-- START Available records --

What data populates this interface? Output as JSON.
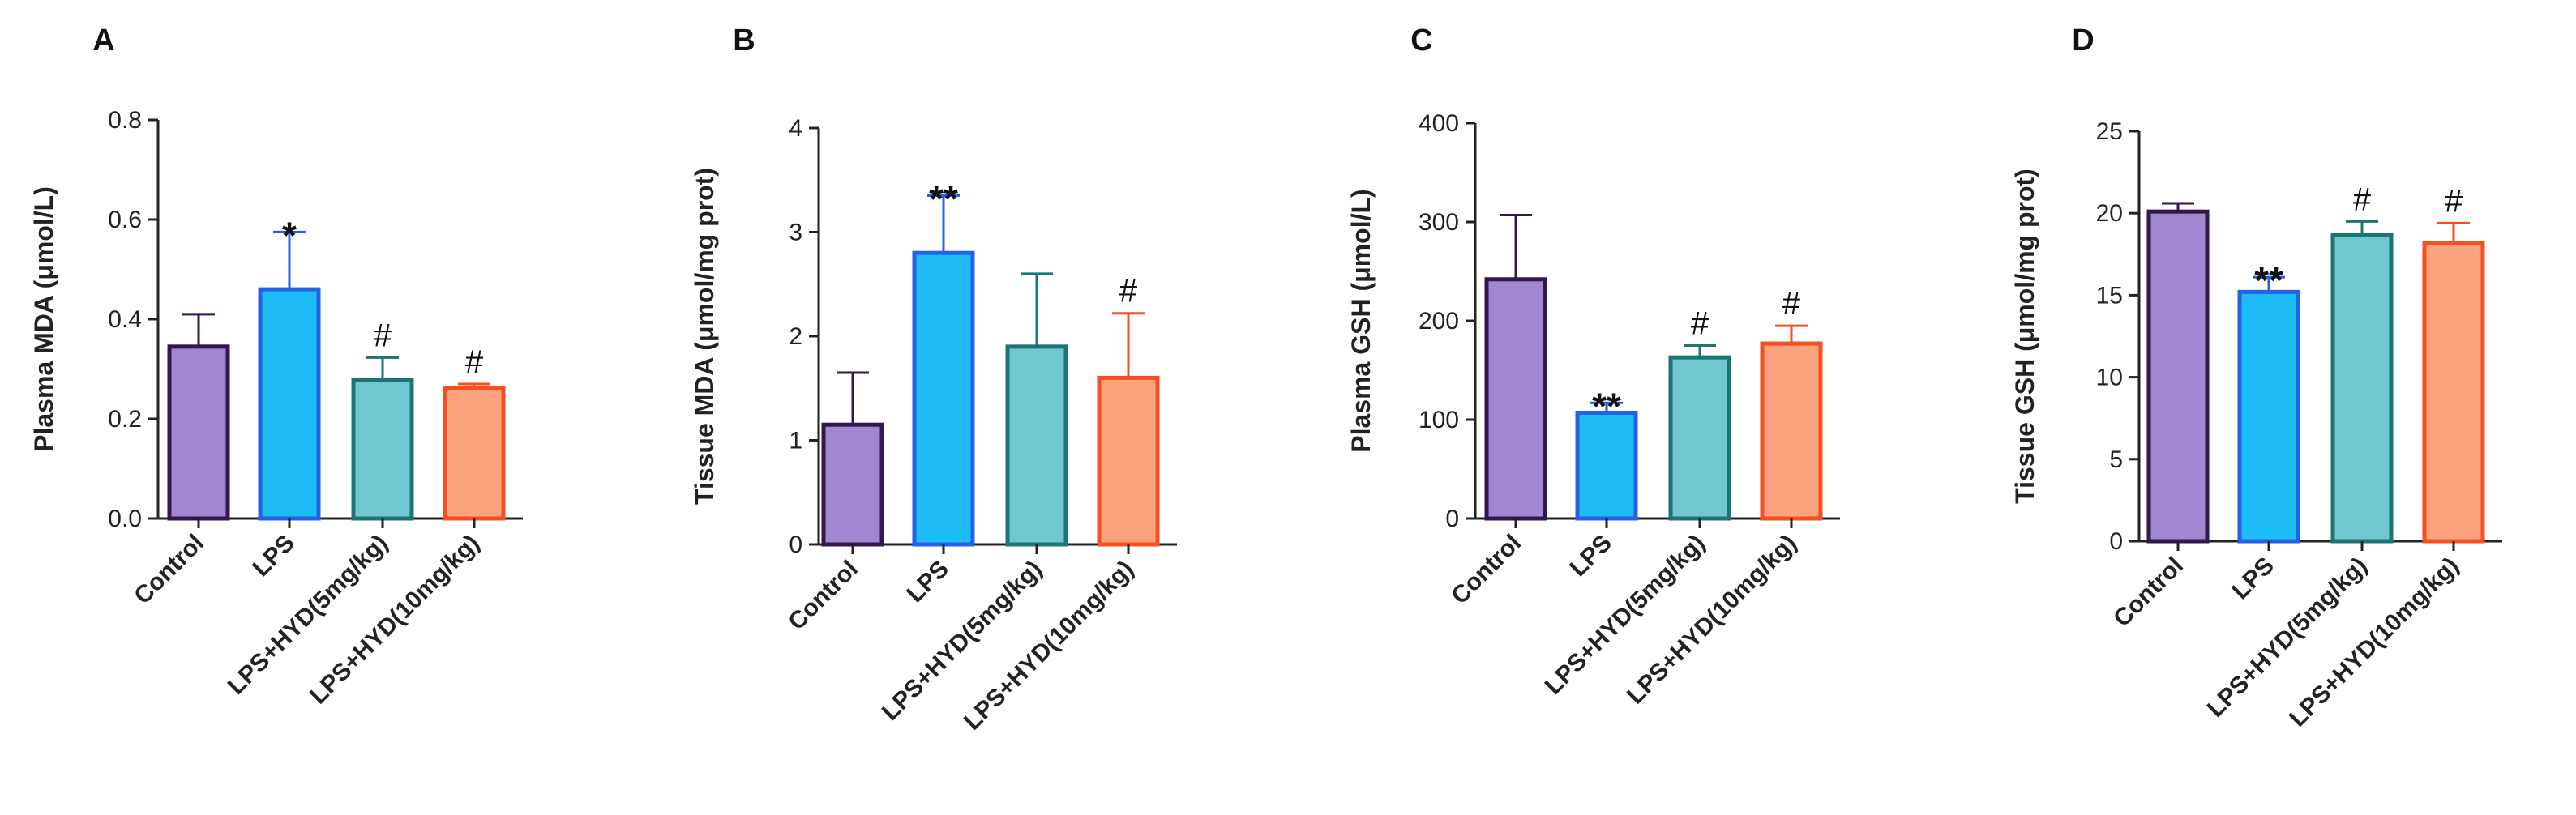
{
  "chart_data": [
    {
      "type": "bar",
      "panel": "A",
      "ylabel": "Plasma MDA (μmol/L)",
      "ylim": [
        0,
        0.8
      ],
      "yticks": [
        "0.0",
        "0.2",
        "0.4",
        "0.6",
        "0.8"
      ],
      "categories": [
        "Control",
        "LPS",
        "LPS+HYD(5mg/kg)",
        "LPS+HYD(10mg/kg)"
      ],
      "values": [
        0.345,
        0.46,
        0.278,
        0.262
      ],
      "errors": [
        0.065,
        0.115,
        0.045,
        0.008
      ],
      "significance": [
        "",
        "*",
        "#",
        "#"
      ]
    },
    {
      "type": "bar",
      "panel": "B",
      "ylabel": "Tissue MDA (μmol/mg prot)",
      "ylim": [
        0,
        4
      ],
      "yticks": [
        "0",
        "1",
        "2",
        "3",
        "4"
      ],
      "categories": [
        "Control",
        "LPS",
        "LPS+HYD(5mg/kg)",
        "LPS+HYD(10mg/kg)"
      ],
      "values": [
        1.15,
        2.8,
        1.9,
        1.6
      ],
      "errors": [
        0.5,
        0.55,
        0.7,
        0.62
      ],
      "significance": [
        "",
        "**",
        "",
        "#"
      ]
    },
    {
      "type": "bar",
      "panel": "C",
      "ylabel": "Plasma GSH (μmol/L)",
      "ylim": [
        0,
        400
      ],
      "yticks": [
        "0",
        "100",
        "200",
        "300",
        "400"
      ],
      "categories": [
        "Control",
        "LPS",
        "LPS+HYD(5mg/kg)",
        "LPS+HYD(10mg/kg)"
      ],
      "values": [
        242,
        107,
        163,
        177
      ],
      "errors": [
        65,
        10,
        12,
        18
      ],
      "significance": [
        "",
        "**",
        "#",
        "#"
      ]
    },
    {
      "type": "bar",
      "panel": "D",
      "ylabel": "Tissue GSH (μmol/mg prot)",
      "ylim": [
        0,
        25
      ],
      "yticks": [
        "0",
        "5",
        "10",
        "15",
        "20",
        "25"
      ],
      "categories": [
        "Control",
        "LPS",
        "LPS+HYD(5mg/kg)",
        "LPS+HYD(10mg/kg)"
      ],
      "values": [
        20.1,
        15.2,
        18.7,
        18.2
      ],
      "errors": [
        0.5,
        0.9,
        0.8,
        1.2
      ],
      "significance": [
        "",
        "**",
        "#",
        "#"
      ]
    }
  ],
  "colors": {
    "fills": [
      "#a087cf",
      "#1ebcf7",
      "#71c7cf",
      "#fba37e"
    ],
    "strokes": [
      "#33174f",
      "#2461e4",
      "#1c7475",
      "#f5501f"
    ],
    "star": "#111111",
    "hash": "#111111"
  }
}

-- END Available records --

• Requirement
Search the entries for the word "μmol" and pick out every line that holds it.

• Result of the task
      "ylabel": "Plasma MDA (μmol/L)",
      "ylabel": "Tissue MDA (μmol/mg prot)",
      "ylabel": "Plasma GSH (μmol/L)",
      "ylabel": "Tissue GSH (μmol/mg prot)",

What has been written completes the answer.